Text shown:
[Begin]
Parsing HTML?

Sat Apr 26 17:56:59 EDT 2008

Benjamin wrote:
> On Apr 6, 11:03 pm, Stefan Behnel <stefan... at behnel.de> wrote:
>> Benjamin wrote:
>>> I'm trying to parse an HTML file.  I want to retrieve all of the text
>>> inside a certain tag that I find with XPath.  The DOM seems to make
>>> this available with the innerHTML element, but I haven't found a way
>>> to do it in Python.
>>     import lxml.html as h
>>     tree = h.parse("somefile.html")
>>     text = tree.xpath("string( some/element[@condition] )")
>>
>> http://codespeak.net/lxml
>>
>> Stefan
> 
> I actually had trouble getting this to work.  I guess only new version
> of lxml have the html module, and I couldn't get it installed.  lxml
> does look pretty cool, though.

Yes, the above code requires lxml 2.x. However, older versions should allow
you to do this:

     import lxml.etree as et
     parser = etree.HTMLParser()
     tree = h.parse("somefile.html", parser)
     text = tree.xpath("string( some/element[@condition] )")

lxml.html is just a dedicated package that makes HTML handling beautiful. It's
not required for parsing HTML and doing general XML stuff with it.

Stefan
[End]
Provided information:
[Begin]
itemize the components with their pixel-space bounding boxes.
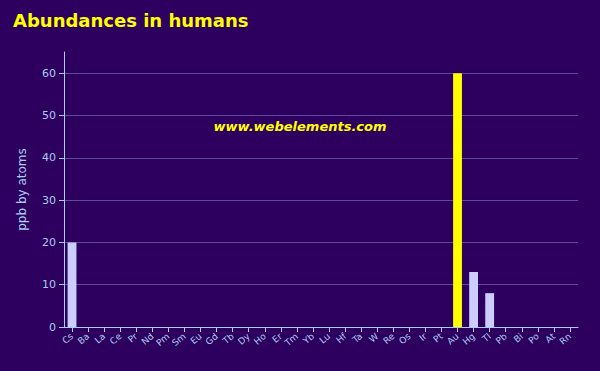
svg-text:At: At [543,331,557,345]
svg-text:Tb: Tb [220,331,236,347]
svg-text:Cs: Cs [60,331,75,346]
svg-text:Hf: Hf [334,331,349,346]
svg-text:ppb by atoms: ppb by atoms [15,148,29,231]
svg-text:Re: Re [381,331,397,346]
svg-text:Ho: Ho [252,331,268,347]
svg-text:Yb: Yb [300,331,316,347]
svg-text:Pm: Pm [154,331,171,348]
svg-text:Hg: Hg [461,331,477,347]
svg-text:Dy: Dy [236,331,252,347]
svg-text:20: 20 [42,236,56,249]
svg-text:Tm: Tm [282,331,300,348]
svg-text:Tl: Tl [480,331,493,344]
svg-text:Pb: Pb [494,331,509,346]
svg-text:30: 30 [42,194,56,207]
svg-text:W: W [367,331,380,344]
svg-text:Eu: Eu [189,331,204,346]
svg-text:La: La [93,331,107,345]
svg-text:Gd: Gd [204,331,220,347]
svg-text:Pr: Pr [126,331,140,345]
svg-text:Ce: Ce [108,331,124,347]
svg-text:Abundances in humans: Abundances in humans [13,10,248,31]
svg-text:Ir: Ir [417,331,429,343]
svg-text:60: 60 [42,67,56,80]
svg-text:Lu: Lu [318,331,333,345]
svg-text:40: 40 [42,151,56,164]
svg-text:Au: Au [445,331,461,346]
svg-text:www.webelements.com: www.webelements.com [213,119,386,134]
svg-text:Nd: Nd [140,331,156,347]
svg-text:Sm: Sm [170,331,188,348]
svg-text:Rn: Rn [558,331,574,346]
svg-text:Pt: Pt [431,331,445,345]
svg-text:0: 0 [49,321,56,334]
svg-text:Po: Po [526,331,541,346]
svg-text:Os: Os [397,331,413,346]
svg-text:Ta: Ta [350,331,364,345]
svg-text:Bi: Bi [512,331,525,344]
svg-text:Er: Er [270,331,284,345]
svg-text:Ba: Ba [76,331,91,346]
svg-text:50: 50 [42,109,56,122]
svg-text:10: 10 [42,278,56,291]
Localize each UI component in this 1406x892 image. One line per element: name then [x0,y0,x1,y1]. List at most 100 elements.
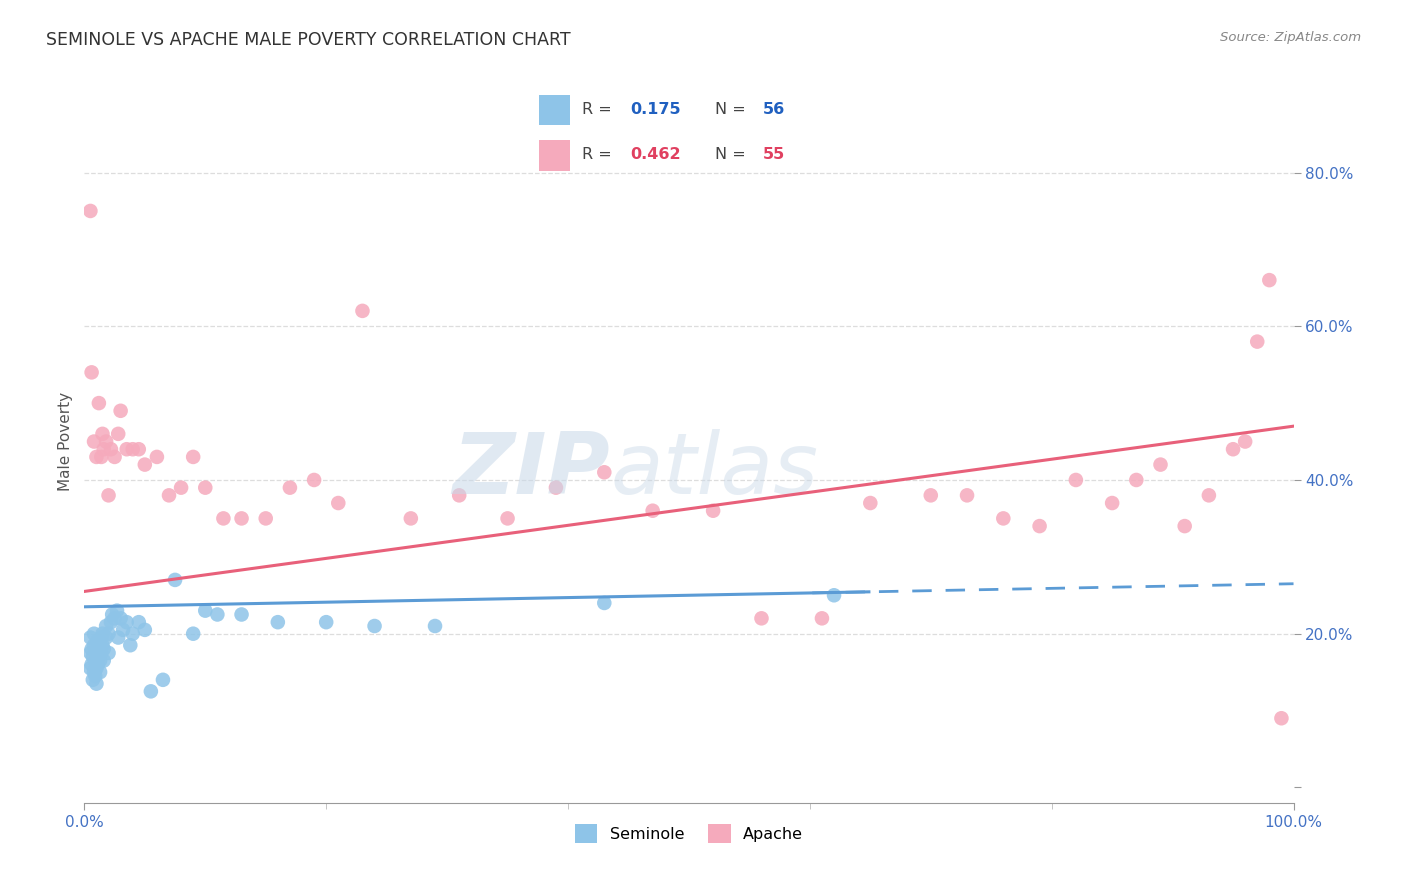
Point [702,504,724,518]
Point [593,465,616,479]
Point [82,673,104,687]
Text: R =: R = [582,146,621,161]
Point [1101,496,1123,510]
Point [207,607,229,622]
Point [91,626,114,640]
Point [79,661,101,675]
Point [86,661,108,675]
Point [134,623,156,637]
Point [181,450,204,464]
Point [128,442,150,457]
Text: 0.462: 0.462 [630,146,681,161]
Point [956,488,979,502]
Point [86,657,108,672]
Point [1125,473,1147,487]
Point [859,496,882,510]
Point [496,511,519,525]
Point [120,638,142,652]
Text: 0.175: 0.175 [630,102,681,117]
Point [87,638,110,652]
Point [593,596,616,610]
Point [86,634,108,648]
Point [1028,519,1050,533]
Point [104,611,127,625]
Point [1174,519,1197,533]
Text: atlas: atlas [610,429,818,512]
Point [449,488,471,502]
Point [115,615,138,630]
Point [823,588,845,602]
Point [157,488,180,502]
Text: ZIP: ZIP [453,429,610,512]
Point [194,604,217,618]
Point [101,607,124,622]
Point [920,488,942,502]
Point [93,642,115,657]
Point [993,511,1015,525]
Point [83,638,105,652]
Point [1198,488,1220,502]
Point [89,654,111,668]
Point [82,649,104,664]
Point [751,611,773,625]
Point [170,481,193,495]
Point [97,646,120,660]
Point [231,511,253,525]
Point [93,442,115,457]
Point [363,619,385,633]
Point [80,642,103,657]
Point [315,615,337,630]
Point [79,631,101,645]
Point [91,638,114,652]
Point [641,504,664,518]
Point [90,631,112,645]
Point [121,442,143,457]
Point [254,511,277,525]
Point [97,488,120,502]
Bar [540,95,569,126]
Point [94,434,117,449]
Point [134,458,156,472]
Point [1270,711,1292,725]
Point [811,611,834,625]
Point [90,450,112,464]
Text: N =: N = [714,102,751,117]
Point [89,665,111,680]
Point [107,426,129,441]
Point [267,615,290,630]
Point [83,626,105,640]
Point [152,673,174,687]
Point [423,619,446,633]
Text: Source: ZipAtlas.com: Source: ZipAtlas.com [1220,31,1361,45]
Point [107,631,129,645]
Point [1258,273,1281,287]
Point [544,481,567,495]
Point [86,676,108,690]
Point [80,365,103,379]
Point [83,665,105,680]
Point [115,442,138,457]
Point [1222,442,1244,457]
Point [94,631,117,645]
Text: N =: N = [714,146,751,161]
Point [139,684,162,698]
Point [112,623,135,637]
Point [105,604,128,618]
Text: R =: R = [582,102,621,117]
Point [97,626,120,640]
Point [399,511,422,525]
Point [1246,334,1268,349]
Point [93,654,115,668]
Point [91,426,114,441]
Point [86,450,108,464]
Point [104,450,127,464]
Bar [540,140,569,170]
Point [110,611,132,625]
Point [83,434,105,449]
Point [231,607,253,622]
Point [87,649,110,664]
Point [121,626,143,640]
Point [87,396,110,410]
Point [94,619,117,633]
Y-axis label: Male Poverty: Male Poverty [58,392,73,491]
[End]
Exercise tasks:
1. From the lxml thread, extract the stretch from "Sat Apr 26 17:56:59" through "it in Python.".
2. Name every variable that is assigned a value with = in the code of the lxml thread.
3. According to the lxml thread, are these statements true? (a) The person asking managed to install an lxml version with the html module. (b) The code that imports lxml.html requires lxml 2.x. (c) lxml.html is required for parsing HTML.

Task-by-task answers:
1.
Sat Apr 26 17:56:59 EDT 2008

Benjamin wrote:
> On Apr 6, 11:03 pm, Stefan Behnel <stefan... at behnel.de> wrote:
>> Benjamin wrote:
>>> I'm trying to parse an HTML file.  I want to retrieve all of the text
>>> inside a certain tag that I find with XPath.  The DOM seems to make
>>> this available with the innerHTML element, but I haven't found a way
>>> to do it in Python.

2. tree, text, parser

3.
(a) No: "I couldn't get it installed."
(b) Yes: "Yes, the above code requires lxml 2.x."
(c) No: "It's not required for parsing HTML and doing general XML stuff with it."